Make a verbatim copy of the entries below; pictures stay out.

**Given records:**
## start

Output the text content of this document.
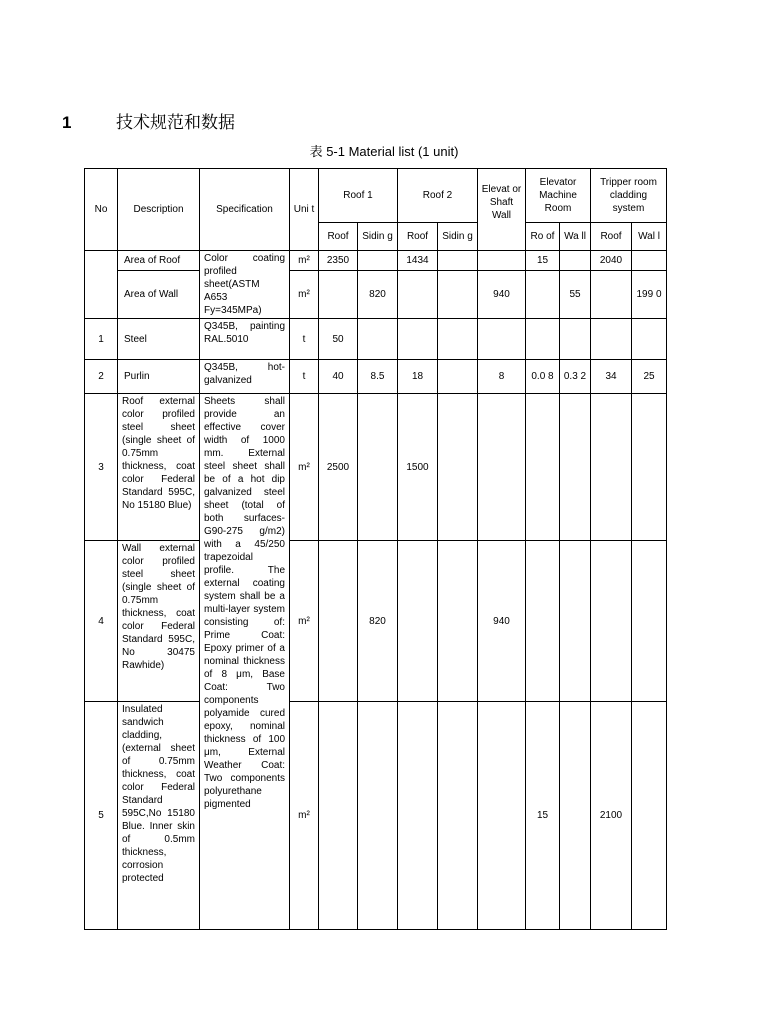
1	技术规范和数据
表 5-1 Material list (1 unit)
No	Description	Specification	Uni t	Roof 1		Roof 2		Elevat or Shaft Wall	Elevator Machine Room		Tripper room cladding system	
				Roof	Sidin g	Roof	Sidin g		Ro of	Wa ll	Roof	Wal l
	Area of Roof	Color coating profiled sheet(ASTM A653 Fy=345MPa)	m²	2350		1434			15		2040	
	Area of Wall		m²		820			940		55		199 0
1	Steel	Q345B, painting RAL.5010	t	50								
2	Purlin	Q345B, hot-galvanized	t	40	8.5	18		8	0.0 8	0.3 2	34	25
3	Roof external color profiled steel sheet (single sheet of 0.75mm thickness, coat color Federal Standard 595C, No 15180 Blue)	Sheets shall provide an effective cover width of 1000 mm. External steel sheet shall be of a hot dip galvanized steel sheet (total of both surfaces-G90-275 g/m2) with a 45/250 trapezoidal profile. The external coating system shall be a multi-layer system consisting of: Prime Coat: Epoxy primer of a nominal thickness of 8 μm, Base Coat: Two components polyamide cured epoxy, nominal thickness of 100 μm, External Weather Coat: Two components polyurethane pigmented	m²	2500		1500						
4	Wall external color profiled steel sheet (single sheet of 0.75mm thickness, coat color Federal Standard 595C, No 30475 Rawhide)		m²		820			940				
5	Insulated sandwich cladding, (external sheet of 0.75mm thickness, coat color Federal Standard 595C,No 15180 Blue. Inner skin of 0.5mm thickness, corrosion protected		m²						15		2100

## end

**Task answer:**
Output the text content of this document.
1	技术规范和数据
表 5-1 Material list (1 unit)
No	Description	Specification	Uni t	Roof 1		Roof 2		Elevat or Shaft Wall	Elevator Machine Room		Tripper room cladding system	
				Roof	Sidin g	Roof	Sidin g		Ro of	Wa ll	Roof	Wal l
	Area of Roof	Color coating profiled sheet(ASTM A653 Fy=345MPa)	m²	2350		1434			15		2040	
	Area of Wall		m²		820			940		55		199 0
1	Steel	Q345B, painting RAL.5010	t	50								
2	Purlin	Q345B, hot-galvanized	t	40	8.5	18		8	0.0 8	0.3 2	34	25
3	Roof external color profiled steel sheet (single sheet of 0.75mm thickness, coat color Federal Standard 595C, No 15180 Blue)	Sheets shall provide an effective cover width of 1000 mm. External steel sheet shall be of a hot dip galvanized steel sheet (total of both surfaces-G90-275 g/m2) with a 45/250 trapezoidal profile. The external coating system shall be a multi-layer system consisting of: Prime Coat: Epoxy primer of a nominal thickness of 8 μm, Base Coat: Two components polyamide cured epoxy, nominal thickness of 100 μm, External Weather Coat: Two components polyurethane pigmented	m²	2500		1500						
4	Wall external color profiled steel sheet (single sheet of 0.75mm thickness, coat color Federal Standard 595C, No 30475 Rawhide)		m²		820			940				
5	Insulated sandwich cladding, (external sheet of 0.75mm thickness, coat color Federal Standard 595C,No 15180 Blue. Inner skin of 0.5mm thickness, corrosion protected		m²						15		2100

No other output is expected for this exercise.